=== SOURCE RECORDS ===
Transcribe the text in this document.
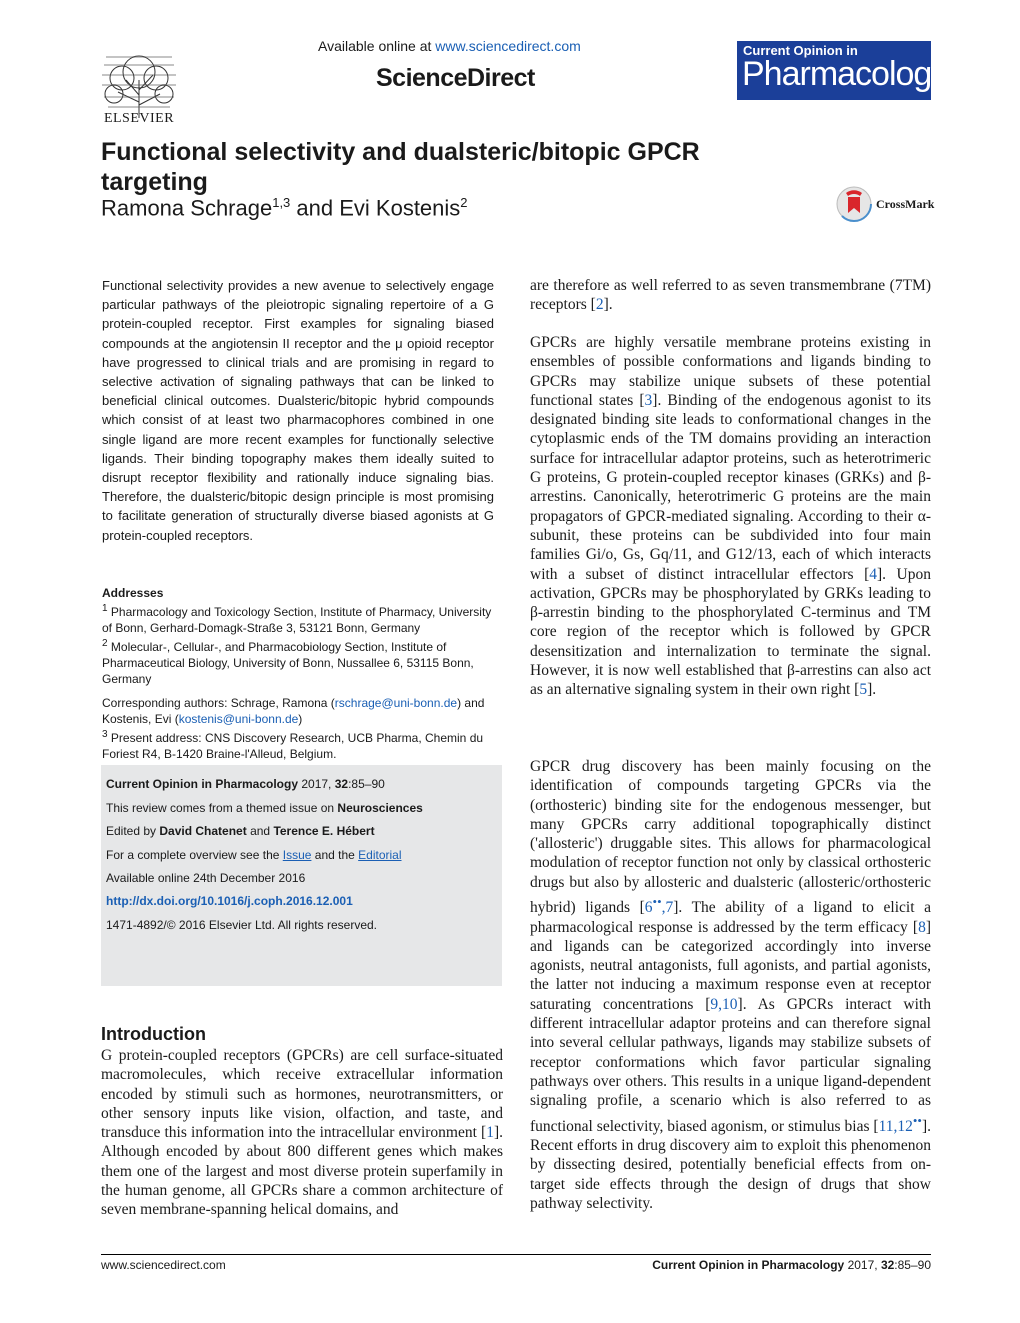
ELSEVIER
Available online at www.sciencedirect.com
ScienceDirect
Current Opinion in
Pharmacology
Functional selectivity and dualsteric/bitopic GPCR targeting
Ramona Schrage$^{1,3}$ and Evi Kostenis$^2$	CrossMark
Functional selectivity provides a new avenue to selectively engage particular pathways of the pleiotropic signaling repertoire of a G protein-coupled receptor. First examples for signaling biased compounds at the angiotensin II receptor and the μ opioid receptor have progressed to clinical trials and are promising in regard to selective activation of signaling pathways that can be linked to beneficial clinical outcomes. Dualsteric/bitopic hybrid compounds which consist of at least two pharmacophores combined in one single ligand are more recent examples for functionally selective ligands. Their binding topography makes them ideally suited to disrupt receptor flexibility and rationally induce signaling bias. Therefore, the dualsteric/bitopic design principle is most promising to facilitate generation of structurally diverse biased agonists at G protein-coupled receptors.

Addresses

$^1$ Pharmacology and Toxicology Section, Institute of Pharmacy, University of Bonn, Gerhard-Domagk-Straße 3, 53121 Bonn, Germany

$^2$ Molecular-, Cellular-, and Pharmacobiology Section, Institute of Pharmaceutical Biology, University of Bonn, Nussallee 6, 53115 Bonn, Germany

Corresponding authors: Schrage, Ramona (rschrage@uni-bonn.de) and Kostenis, Evi (kostenis@uni-bonn.de)

$^3$ Present address: CNS Discovery Research, UCB Pharma, Chemin du Foriest R4, B-1420 Braine-l'Alleud, Belgium.

Current Opinion in Pharmacology 2017, 32:85–90
This review comes from a themed issue on Neurosciences
Edited by David Chatenet and Terence E. Hébert
For a complete overview see the Issue and the Editorial
Available online 24th December 2016
http://dx.doi.org/10.1016/j.coph.2016.12.001
1471-4892/© 2016 Elsevier Ltd. All rights reserved.
Introduction
G protein-coupled receptors (GPCRs) are cell surface-situated macromolecules, which receive extracellular information encoded by stimuli such as hormones, neurotransmitters, or other sensory inputs like vision, olfaction, and taste, and transduce this information into the intracellular environment [1]. Although encoded by about 800 different genes which makes them one of the largest and most diverse protein superfamily in the human genome, all GPCRs share a common architecture of seven membrane-spanning helical domains, and

are therefore as well referred to as seven transmembrane (7TM) receptors [2].

GPCRs are highly versatile membrane proteins existing in ensembles of possible conformations and ligands binding to GPCRs may stabilize unique subsets of these potential functional states [3]. Binding of the endogenous agonist to its designated binding site leads to conformational changes in the cytoplasmic ends of the TM domains providing an interaction surface for intracellular adaptor proteins, such as heterotrimeric G proteins, G protein-coupled receptor kinases (GRKs) and β-arrestins. Canonically, heterotrimeric G proteins are the main propagators of GPCR-mediated signaling. According to their α-subunit, these proteins can be subdivided into four main families Gi/o, Gs, Gq/11, and G12/13, each of which interacts with a subset of distinct intracellular effectors [4]. Upon activation, GPCRs may be phosphorylated by GRKs leading to β-arrestin binding to the phosphorylated C-terminus and TM core region of the receptor which is followed by GPCR desensitization and internalization to terminate the signal. However, it is now well established that β-arrestins can also act as an alternative signaling system in their own right [5].

GPCR drug discovery has been mainly focusing on the identification of compounds targeting GPCRs via the (orthosteric) binding site for the endogenous messenger, but many GPCRs carry additional topographically distinct ('allosteric') druggable sites. This allows for pharmacological modulation of receptor function not only by classical orthosteric drugs but also by allosteric and dualsteric (allosteric/orthosteric hybrid) ligands [6••,7]. The ability of a ligand to elicit a pharmacological response is addressed by the term efficacy [8] and ligands can be categorized accordingly into inverse agonists, neutral antagonists, full agonists, and partial agonists, the latter not inducing a maximum response even at receptor saturating concentrations [9,10]. As GPCRs interact with different intracellular adaptor proteins and can therefore signal into several cellular pathways, ligands may stabilize subsets of receptor conformations which favor particular signaling pathways over others. This results in a unique ligand-dependent signaling profile, a scenario which is also referred to as functional selectivity, biased agonism, or stimulus bias [11,12••]. Recent efforts in drug discovery aim to exploit this phenomenon by dissecting desired, potentially beneficial effects from on-target side effects through the design of drugs that show pathway selectivity.

www.sciencedirect.com	Current Opinion in Pharmacology 2017, 32:85–90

=== WHAT IS NEEDED ===
The material must be returned exactly, with its pictures omitted.

=== SOLUTION ===
Transcribe the text in this document.
ELSEVIER
Available online at www.sciencedirect.com
ScienceDirect
Current Opinion in
Pharmacology
Functional selectivity and dualsteric/bitopic GPCR targeting
Ramona Schrage$^{1,3}$ and Evi Kostenis$^2$	CrossMark
Functional selectivity provides a new avenue to selectively engage particular pathways of the pleiotropic signaling repertoire of a G protein-coupled receptor. First examples for signaling biased compounds at the angiotensin II receptor and the μ opioid receptor have progressed to clinical trials and are promising in regard to selective activation of signaling pathways that can be linked to beneficial clinical outcomes. Dualsteric/bitopic hybrid compounds which consist of at least two pharmacophores combined in one single ligand are more recent examples for functionally selective ligands. Their binding topography makes them ideally suited to disrupt receptor flexibility and rationally induce signaling bias. Therefore, the dualsteric/bitopic design principle is most promising to facilitate generation of structurally diverse biased agonists at G protein-coupled receptors.

Addresses

$^1$ Pharmacology and Toxicology Section, Institute of Pharmacy, University of Bonn, Gerhard-Domagk-Straße 3, 53121 Bonn, Germany

$^2$ Molecular-, Cellular-, and Pharmacobiology Section, Institute of Pharmaceutical Biology, University of Bonn, Nussallee 6, 53115 Bonn, Germany

Corresponding authors: Schrage, Ramona (rschrage@uni-bonn.de) and Kostenis, Evi (kostenis@uni-bonn.de)

$^3$ Present address: CNS Discovery Research, UCB Pharma, Chemin du Foriest R4, B-1420 Braine-l'Alleud, Belgium.

Current Opinion in Pharmacology 2017, 32:85–90
This review comes from a themed issue on Neurosciences
Edited by David Chatenet and Terence E. Hébert
For a complete overview see the Issue and the Editorial
Available online 24th December 2016
http://dx.doi.org/10.1016/j.coph.2016.12.001
1471-4892/© 2016 Elsevier Ltd. All rights reserved.
Introduction
G protein-coupled receptors (GPCRs) are cell surface-situated macromolecules, which receive extracellular information encoded by stimuli such as hormones, neurotransmitters, or other sensory inputs like vision, olfaction, and taste, and transduce this information into the intracellular environment [1]. Although encoded by about 800 different genes which makes them one of the largest and most diverse protein superfamily in the human genome, all GPCRs share a common architecture of seven membrane-spanning helical domains, and

are therefore as well referred to as seven transmembrane (7TM) receptors [2].

GPCRs are highly versatile membrane proteins existing in ensembles of possible conformations and ligands binding to GPCRs may stabilize unique subsets of these potential functional states [3]. Binding of the endogenous agonist to its designated binding site leads to conformational changes in the cytoplasmic ends of the TM domains providing an interaction surface for intracellular adaptor proteins, such as heterotrimeric G proteins, G protein-coupled receptor kinases (GRKs) and β-arrestins. Canonically, heterotrimeric G proteins are the main propagators of GPCR-mediated signaling. According to their α-subunit, these proteins can be subdivided into four main families Gi/o, Gs, Gq/11, and G12/13, each of which interacts with a subset of distinct intracellular effectors [4]. Upon activation, GPCRs may be phosphorylated by GRKs leading to β-arrestin binding to the phosphorylated C-terminus and TM core region of the receptor which is followed by GPCR desensitization and internalization to terminate the signal. However, it is now well established that β-arrestins can also act as an alternative signaling system in their own right [5].

GPCR drug discovery has been mainly focusing on the identification of compounds targeting GPCRs via the (orthosteric) binding site for the endogenous messenger, but many GPCRs carry additional topographically distinct ('allosteric') druggable sites. This allows for pharmacological modulation of receptor function not only by classical orthosteric drugs but also by allosteric and dualsteric (allosteric/orthosteric hybrid) ligands [6••,7]. The ability of a ligand to elicit a pharmacological response is addressed by the term efficacy [8] and ligands can be categorized accordingly into inverse agonists, neutral antagonists, full agonists, and partial agonists, the latter not inducing a maximum response even at receptor saturating concentrations [9,10]. As GPCRs interact with different intracellular adaptor proteins and can therefore signal into several cellular pathways, ligands may stabilize subsets of receptor conformations which favor particular signaling pathways over others. This results in a unique ligand-dependent signaling profile, a scenario which is also referred to as functional selectivity, biased agonism, or stimulus bias [11,12••]. Recent efforts in drug discovery aim to exploit this phenomenon by dissecting desired, potentially beneficial effects from on-target side effects through the design of drugs that show pathway selectivity.

www.sciencedirect.com	Current Opinion in Pharmacology 2017, 32:85–90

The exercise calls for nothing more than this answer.